(Layout element entries)
■ ■ ■ ■
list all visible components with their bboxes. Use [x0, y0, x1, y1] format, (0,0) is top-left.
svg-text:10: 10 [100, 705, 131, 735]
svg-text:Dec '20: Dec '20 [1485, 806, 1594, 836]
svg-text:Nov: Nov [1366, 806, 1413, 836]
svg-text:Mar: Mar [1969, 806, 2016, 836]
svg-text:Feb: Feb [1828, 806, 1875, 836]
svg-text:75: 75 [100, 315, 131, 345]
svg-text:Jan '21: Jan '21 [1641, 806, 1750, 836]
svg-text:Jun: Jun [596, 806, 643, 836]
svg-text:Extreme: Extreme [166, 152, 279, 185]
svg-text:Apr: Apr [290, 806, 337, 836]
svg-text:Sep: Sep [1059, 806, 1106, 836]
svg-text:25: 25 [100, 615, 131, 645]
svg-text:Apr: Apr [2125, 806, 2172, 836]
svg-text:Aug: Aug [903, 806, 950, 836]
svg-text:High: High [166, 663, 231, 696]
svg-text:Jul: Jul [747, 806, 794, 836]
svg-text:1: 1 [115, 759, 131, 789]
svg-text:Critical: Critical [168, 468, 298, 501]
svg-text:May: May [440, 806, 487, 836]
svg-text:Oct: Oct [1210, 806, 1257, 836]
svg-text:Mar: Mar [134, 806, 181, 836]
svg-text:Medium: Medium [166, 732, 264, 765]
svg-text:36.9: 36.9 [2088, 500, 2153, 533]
■ ■ ■ ■
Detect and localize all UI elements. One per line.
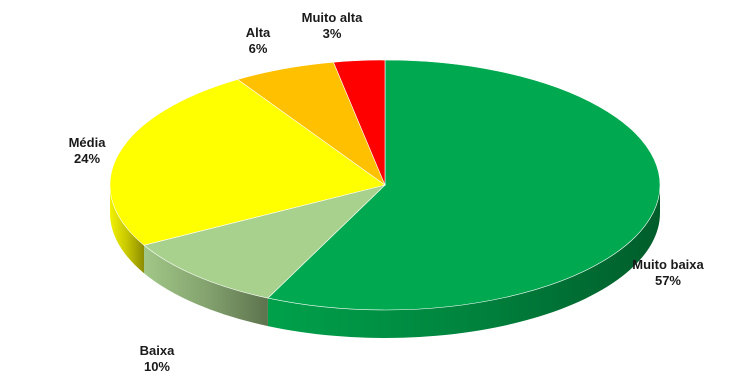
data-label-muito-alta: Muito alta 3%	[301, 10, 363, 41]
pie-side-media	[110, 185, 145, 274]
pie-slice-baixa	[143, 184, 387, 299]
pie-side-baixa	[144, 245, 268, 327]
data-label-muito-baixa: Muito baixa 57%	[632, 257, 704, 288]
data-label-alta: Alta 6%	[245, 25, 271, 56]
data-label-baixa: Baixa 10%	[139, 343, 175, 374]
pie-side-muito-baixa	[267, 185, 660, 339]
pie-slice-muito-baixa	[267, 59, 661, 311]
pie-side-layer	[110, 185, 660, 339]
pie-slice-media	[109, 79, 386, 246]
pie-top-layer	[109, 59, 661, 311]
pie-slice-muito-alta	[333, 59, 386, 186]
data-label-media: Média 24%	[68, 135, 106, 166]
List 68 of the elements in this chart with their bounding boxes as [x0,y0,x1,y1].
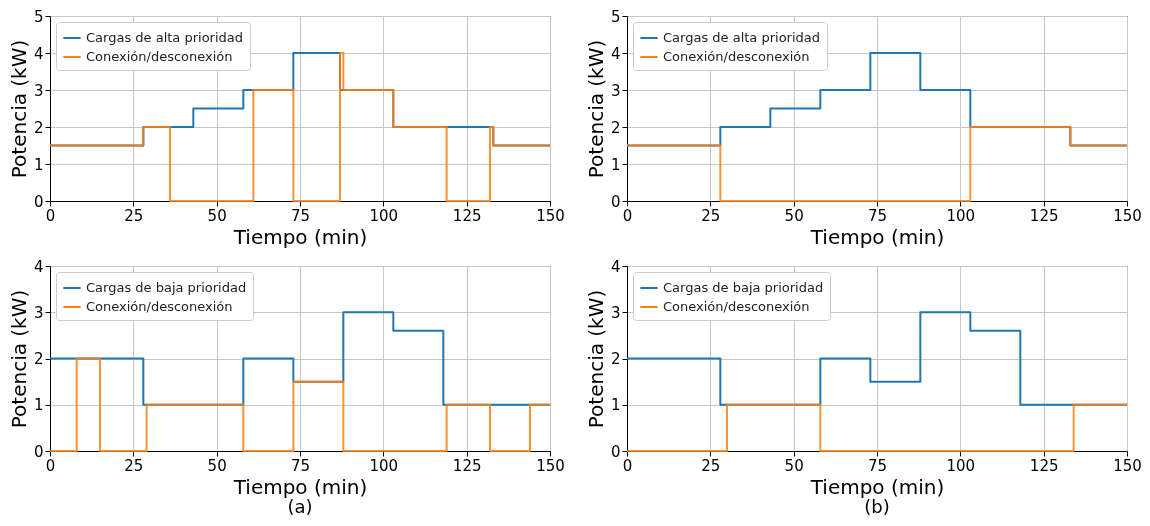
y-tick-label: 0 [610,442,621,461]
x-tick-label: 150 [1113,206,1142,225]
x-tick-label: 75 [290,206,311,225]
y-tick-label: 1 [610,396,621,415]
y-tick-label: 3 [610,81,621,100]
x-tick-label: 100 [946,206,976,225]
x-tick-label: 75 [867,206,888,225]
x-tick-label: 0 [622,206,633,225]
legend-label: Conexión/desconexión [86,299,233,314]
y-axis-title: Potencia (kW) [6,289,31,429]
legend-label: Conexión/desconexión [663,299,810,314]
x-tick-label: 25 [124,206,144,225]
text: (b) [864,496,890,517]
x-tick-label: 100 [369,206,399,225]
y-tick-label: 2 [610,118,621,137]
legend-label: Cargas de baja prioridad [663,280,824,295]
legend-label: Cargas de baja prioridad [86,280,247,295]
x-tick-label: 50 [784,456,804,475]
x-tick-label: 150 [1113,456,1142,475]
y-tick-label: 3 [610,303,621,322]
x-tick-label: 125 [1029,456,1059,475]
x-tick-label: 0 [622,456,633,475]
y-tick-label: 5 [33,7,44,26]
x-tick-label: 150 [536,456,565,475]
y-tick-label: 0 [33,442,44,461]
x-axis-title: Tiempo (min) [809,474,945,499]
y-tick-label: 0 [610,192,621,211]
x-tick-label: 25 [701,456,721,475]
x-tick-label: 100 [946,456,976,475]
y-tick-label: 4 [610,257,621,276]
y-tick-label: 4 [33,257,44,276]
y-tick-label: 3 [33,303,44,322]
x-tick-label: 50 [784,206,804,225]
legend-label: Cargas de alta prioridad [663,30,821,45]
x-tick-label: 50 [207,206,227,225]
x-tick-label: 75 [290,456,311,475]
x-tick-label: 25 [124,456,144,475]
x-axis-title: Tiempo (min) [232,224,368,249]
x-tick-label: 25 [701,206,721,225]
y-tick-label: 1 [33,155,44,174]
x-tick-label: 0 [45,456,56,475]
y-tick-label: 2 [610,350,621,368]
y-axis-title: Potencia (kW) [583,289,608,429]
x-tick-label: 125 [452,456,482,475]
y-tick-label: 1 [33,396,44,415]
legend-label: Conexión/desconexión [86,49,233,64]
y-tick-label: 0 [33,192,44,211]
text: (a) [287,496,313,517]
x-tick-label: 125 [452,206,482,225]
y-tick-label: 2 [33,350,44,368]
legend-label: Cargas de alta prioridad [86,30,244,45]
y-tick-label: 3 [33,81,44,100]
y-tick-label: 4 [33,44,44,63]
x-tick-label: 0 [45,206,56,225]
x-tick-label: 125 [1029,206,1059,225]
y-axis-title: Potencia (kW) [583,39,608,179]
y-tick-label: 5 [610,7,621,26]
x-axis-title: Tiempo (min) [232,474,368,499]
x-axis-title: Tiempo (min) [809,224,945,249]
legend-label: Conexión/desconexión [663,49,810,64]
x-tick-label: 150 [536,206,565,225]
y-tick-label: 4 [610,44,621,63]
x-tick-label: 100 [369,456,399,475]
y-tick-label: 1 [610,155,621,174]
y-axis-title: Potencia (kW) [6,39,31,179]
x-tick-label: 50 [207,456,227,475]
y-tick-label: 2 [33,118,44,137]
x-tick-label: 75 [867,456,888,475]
■ ■ ■ ■
Report how many lines of the data contain the string "with", treating uppercase and lowercase as different. Give only the number.

- [The result] 2